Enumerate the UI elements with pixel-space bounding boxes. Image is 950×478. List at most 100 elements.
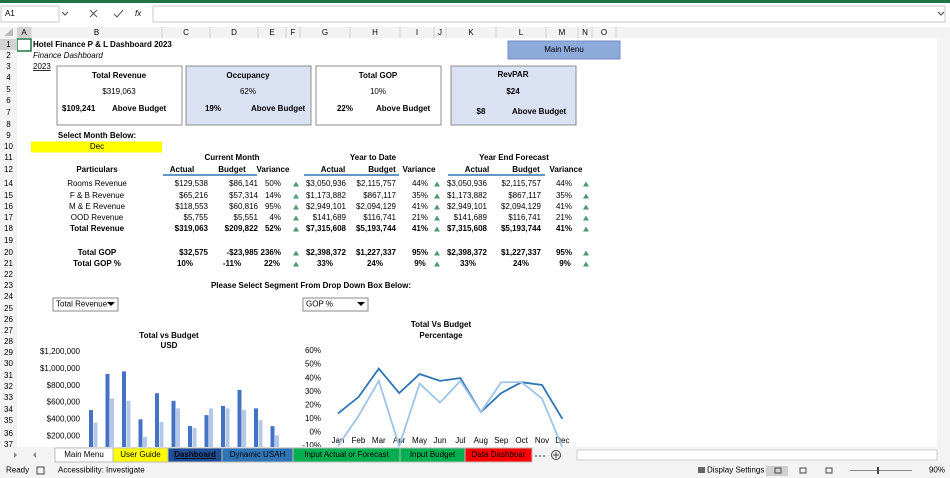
- row-header[interactable]: 27: [4, 326, 13, 335]
- line-series: [337, 378, 564, 447]
- row-header[interactable]: 15: [4, 191, 13, 200]
- table-value: $60,816: [229, 202, 258, 211]
- column-header[interactable]: L: [519, 28, 524, 37]
- name-box[interactable]: [0, 5, 60, 23]
- dropdown[interactable]: [302, 297, 369, 312]
- sheet-tab-label: Data Dashboar: [472, 450, 526, 459]
- row-header[interactable]: 35: [4, 416, 13, 425]
- column-header[interactable]: E: [269, 28, 274, 37]
- column-header[interactable]: M: [559, 28, 566, 37]
- vertical-scrollbar[interactable]: [937, 27, 950, 447]
- row-header[interactable]: 34: [4, 405, 13, 414]
- view-icon[interactable]: [799, 467, 807, 474]
- trend-up-icon: [293, 261, 299, 267]
- x-tick-label: Aug: [474, 436, 488, 445]
- column-header[interactable]: J: [438, 28, 442, 37]
- row-header[interactable]: 20: [4, 248, 13, 257]
- row-header[interactable]: 11: [4, 153, 13, 162]
- row-header[interactable]: 14: [4, 179, 13, 188]
- row-header[interactable]: 32: [4, 382, 13, 391]
- sheet-tab[interactable]: [464, 447, 533, 463]
- row-header[interactable]: 16: [4, 202, 13, 211]
- x-tick-label: Apr: [393, 436, 406, 445]
- sheet-tab-label: Dashboard: [174, 450, 216, 459]
- normal-view[interactable]: [766, 466, 788, 476]
- main-menu-button[interactable]: [507, 40, 621, 60]
- column-title: Budget: [512, 165, 540, 174]
- bar: [204, 415, 209, 447]
- column-header[interactable]: F: [291, 28, 296, 37]
- zoom-thumb[interactable]: [877, 467, 879, 474]
- row-header[interactable]: 5: [6, 85, 11, 94]
- row-header[interactable]: 33: [4, 393, 13, 402]
- row-header[interactable]: 12: [4, 165, 13, 174]
- row-header[interactable]: 9: [6, 131, 11, 140]
- accessibility-status[interactable]: Accessibility: Investigate: [58, 466, 145, 475]
- more-tabs-dot[interactable]: [539, 455, 541, 457]
- column-header[interactable]: N: [582, 28, 588, 37]
- column-header[interactable]: D: [231, 28, 237, 37]
- row-header[interactable]: 10: [4, 142, 13, 151]
- row-header[interactable]: 25: [4, 304, 13, 313]
- table-value: $141,689: [454, 213, 488, 222]
- month-cell[interactable]: [31, 141, 162, 153]
- row-header[interactable]: 36: [4, 429, 13, 438]
- row-header[interactable]: 4: [6, 73, 11, 82]
- table-value: $118,553: [175, 202, 208, 211]
- row-header[interactable]: 1: [6, 40, 11, 49]
- table-value: $2,949,101: [306, 202, 347, 211]
- row-label: OOD Revenue: [71, 213, 124, 222]
- row-header[interactable]: 8: [6, 120, 11, 129]
- row-header[interactable]: 2: [6, 51, 11, 60]
- row-header[interactable]: 26: [4, 315, 13, 324]
- bar: [171, 400, 176, 447]
- name-box-dropdown[interactable]: [61, 11, 69, 16]
- column-header[interactable]: C: [183, 28, 189, 37]
- more-tabs-dot[interactable]: [543, 455, 545, 457]
- formula-expand[interactable]: [937, 11, 945, 16]
- table-value: 95%: [412, 248, 428, 257]
- display-settings[interactable]: Display Settings: [707, 466, 764, 475]
- view-icon[interactable]: [825, 467, 833, 474]
- dropdown[interactable]: [52, 297, 119, 312]
- table-value: $5,193,744: [501, 224, 542, 233]
- row-header[interactable]: 23: [4, 281, 13, 290]
- row-header[interactable]: 3: [6, 62, 11, 71]
- column-header[interactable]: B: [94, 28, 99, 37]
- row-header[interactable]: 28: [4, 337, 13, 346]
- formula-input[interactable]: [152, 5, 946, 23]
- add-sheet[interactable]: [551, 450, 561, 460]
- fx-icon[interactable]: fx: [135, 9, 142, 18]
- cancel-icon[interactable]: [89, 9, 98, 18]
- row-header[interactable]: 30: [4, 359, 13, 368]
- table-value: $2,398,372: [447, 248, 488, 257]
- enter-icon[interactable]: [113, 9, 124, 18]
- row-header[interactable]: 6: [6, 96, 11, 105]
- row-header[interactable]: 22: [4, 270, 13, 279]
- row-header[interactable]: 24: [4, 292, 13, 301]
- table-value: $2,094,129: [356, 202, 397, 211]
- row-header[interactable]: 29: [4, 348, 13, 357]
- table-value: $86,141: [229, 179, 258, 188]
- horizontal-scrollbar[interactable]: [576, 449, 938, 461]
- row-header[interactable]: 37: [4, 440, 13, 449]
- row-header[interactable]: 19: [4, 236, 13, 245]
- trend-up-icon: [293, 193, 299, 199]
- column-header[interactable]: O: [601, 28, 607, 37]
- column-header[interactable]: G: [322, 28, 328, 37]
- column-header[interactable]: H: [372, 28, 378, 37]
- row-header[interactable]: 18: [4, 224, 13, 233]
- more-tabs-dot[interactable]: [535, 455, 537, 457]
- select-all[interactable]: [4, 28, 13, 36]
- column-header[interactable]: I: [416, 28, 418, 37]
- row-header[interactable]: 21: [4, 259, 13, 268]
- row-header[interactable]: 7: [6, 108, 11, 117]
- zoom-level[interactable]: 90%: [929, 466, 945, 475]
- group-header: Year to Date: [350, 153, 397, 162]
- column-header[interactable]: K: [468, 28, 474, 37]
- row-header[interactable]: 17: [4, 213, 13, 222]
- view-icon[interactable]: [774, 467, 782, 474]
- column-header[interactable]: A: [21, 28, 27, 37]
- row-header[interactable]: 31: [4, 371, 13, 380]
- x-tick-label: Mar: [372, 436, 386, 445]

■ ■ ■ ■

[Your task]: Lay out every one of the lines above as a Markdown table with two columns, Row and Line. Put the row number under Row and the line's text under Line, skip any blank lines, and leave the pictures out.

[Exercise result]:
| Row | Line |
|---|---|
| 1 | Enumerate the UI elements with pixel-space bounding boxes. Image is 950×478. List at most 100 elements. |
| 2 | - row-header[interactable]: 27: [4, 326, 13, 335] |
| 3 | - line-series: [337, 378, 564, 447] |
| 4 | - row-header[interactable]: 15: [4, 191, 13, 200] |
| 5 | - table-value: $60,816: [229, 202, 258, 211] |
| 6 | - column-header[interactable]: L: [519, 28, 524, 37] |
| 7 | - name-box[interactable]: [0, 5, 60, 23] |
| 8 | - dropdown[interactable]: [302, 297, 369, 312] |
| 9 | - sheet-tab-label: Data Dashboar: [472, 450, 526, 459] |
| 10 | - row-header[interactable]: 35: [4, 416, 13, 425] |
| 11 | - column-header[interactable]: E: [269, 28, 274, 37] |
| 12 | - column-header[interactable]: M: [559, 28, 566, 37] |
| 13 | - vertical-scrollbar[interactable]: [937, 27, 950, 447] |
| 14 | - row-header[interactable]: 34: [4, 405, 13, 414] |
| 15 | - view-icon[interactable]: [799, 467, 807, 474] |
| 16 | - trend-up-icon: [293, 261, 299, 267] |
| 17 | - x-tick-label: Aug: [474, 436, 488, 445] |
| 18 | - column-header[interactable]: J: [438, 28, 442, 37] |
| 19 | - row-header[interactable]: 20: [4, 248, 13, 257] |
| 20 | - row-header[interactable]: 11: [4, 153, 13, 162] |
| 21 | - row-header[interactable]: 14: [4, 179, 13, 188] |
| 22 | - row-header[interactable]: 32: [4, 382, 13, 391] |
| 23 | - sheet-tab[interactable]: [464, 447, 533, 463] |
| 24 | - row-header[interactable]: 16: [4, 202, 13, 211] |
| 25 | - x-tick-label: Apr: [393, 436, 406, 445] |
| 26 | - sheet-tab-label: Dashboard: [174, 450, 216, 459] |
| 27 | - normal-view[interactable]: [766, 466, 788, 476] |
| 28 | - main-menu-button[interactable]: [507, 40, 621, 60] |
| 29 | - column-title: Budget: [512, 165, 540, 174] |
| 30 | - bar: [204, 415, 209, 447] |
| 31 | - column-header[interactable]: F: [291, 28, 296, 37] |
| 32 | - zoom-thumb[interactable]: [877, 467, 879, 474] |
| 33 | - row-header[interactable]: 5: [6, 85, 11, 94] |
| 34 | - row-header[interactable]: 33: [4, 393, 13, 402] |
| 35 | - row-header[interactable]: 12: [4, 165, 13, 174] |
| 36 | - row-header[interactable]: 9: [6, 131, 11, 140] |
| 37 | - accessibility-status[interactable]: Accessibility: Investigate: [58, 466, 145, 475] |
| 38 | - more-tabs-dot[interactable]: [539, 455, 541, 457] |
| 39 | - column-header[interactable]: N: [582, 28, 588, 37] |
| 40 | - column-header[interactable]: D: [231, 28, 237, 37] |
| 41 | - row-header[interactable]: 10: [4, 142, 13, 151] |
| 42 | - row-header[interactable]: 25: [4, 304, 13, 313] |
| 43 | - table-value: $141,689: [454, 213, 488, 222] |
| 44 | - month-cell[interactable]: [31, 141, 162, 153] |
| 45 | - row-header[interactable]: 36: [4, 429, 13, 438] |
| 46 | - row-header[interactable]: 4: [6, 73, 11, 82] |
| 47 | - table-value: $118,553: [175, 202, 208, 211] |
| 48 | - row-header[interactable]: 1: [6, 40, 11, 49] |
| 49 | - table-value: $2,949,101: [306, 202, 347, 211] |
| 50 | - row-label: OOD Revenue: [71, 213, 124, 222] |
| 51 | - row-header[interactable]: 8: [6, 120, 11, 129] |
| 52 | - row-header[interactable]: 2: [6, 51, 11, 60] |
| 53 | - row-header[interactable]: 26: [4, 315, 13, 324] |
| 54 | - bar: [171, 400, 176, 447] |
| 55 | - name-box-dropdown[interactable]: [61, 11, 69, 16] |
| 56 | - column-header[interactable]: C: [183, 28, 189, 37] |
| 57 | - more-tabs-dot[interactable]: [543, 455, 545, 457] |
| 58 | - formula-expand[interactable]: [937, 11, 945, 16] |
| 59 | - table-value: 95%: [412, 248, 428, 257] |
| 60 | - display-settings[interactable]: Display Settings: [707, 466, 764, 475] |
| 61 | - view-icon[interactable]: [825, 467, 833, 474] |
| 62 | - dropdown[interactable]: [52, 297, 119, 312] |
| 63 | - table-value: $5,193,744: [501, 224, 542, 233] |
| 64 | - row-header[interactable]: 23: [4, 281, 13, 290] |
| 65 | - row-header[interactable]: 3: [6, 62, 11, 71] |
| 66 | - column-header[interactable]: B: [94, 28, 99, 37] |
| 67 | - row-header[interactable]: 28: [4, 337, 13, 346] |
| 68 | - formula-input[interactable]: [152, 5, 946, 23] |
| 69 | - add-sheet[interactable]: [551, 450, 561, 460] |
| 70 | - fx-icon[interactable]: fx: [135, 9, 142, 18] |
| 71 | - cancel-icon[interactable]: [89, 9, 98, 18] |
| 72 | - row-header[interactable]: 30: [4, 359, 13, 368] |
| 73 | - table-value: $2,398,372: [447, 248, 488, 257] |
| 74 | - enter-icon[interactable]: [113, 9, 124, 18] |
| 75 | - row-header[interactable]: 6: [6, 96, 11, 105] |
| 76 | - row-header[interactable]: 22: [4, 270, 13, 279] |
| 77 | - row-header[interactable]: 24: [4, 292, 13, 301] |
| 78 | - table-value: $2,094,129: [356, 202, 397, 211] |
| 79 | - row-header[interactable]: 29: [4, 348, 13, 357] |
| 80 | - table-value: $86,141: [229, 179, 258, 188] |
| 81 | - horizontal-scrollbar[interactable]: [576, 449, 938, 461] |
| 82 | - row-header[interactable]: 37: [4, 440, 13, 449] |
| 83 | - row-header[interactable]: 19: [4, 236, 13, 245] |
| 84 | - trend-up-icon: [293, 193, 299, 199] |
| 85 | - column-header[interactable]: O: [601, 28, 607, 37] |
| 86 | - column-header[interactable]: G: [322, 28, 328, 37] |
| 87 | - column-header[interactable]: H: [372, 28, 378, 37] |
| 88 | - row-header[interactable]: 18: [4, 224, 13, 233] |
| 89 | - more-tabs-dot[interactable]: [535, 455, 537, 457] |
| 90 | - select-all[interactable]: [4, 28, 13, 36] |
| 91 | - column-header[interactable]: I: [416, 28, 418, 37] |
| 92 | - row-header[interactable]: 21: [4, 259, 13, 268] |
| 93 | - row-header[interactable]: 7: [6, 108, 11, 117] |
| 94 | - zoom-level[interactable]: 90%: [929, 466, 945, 475] |
| 95 | - group-header: Year to Date: [350, 153, 397, 162] |
| 96 | - column-header[interactable]: K: [468, 28, 474, 37] |
| 97 | - row-header[interactable]: 17: [4, 213, 13, 222] |
| 98 | - view-icon[interactable]: [774, 467, 782, 474] |
| 99 | - column-header[interactable]: A: [21, 28, 27, 37] |
| 100 | - row-header[interactable]: 31: [4, 371, 13, 380] |
| 101 | - x-tick-label: Mar: [372, 436, 386, 445] |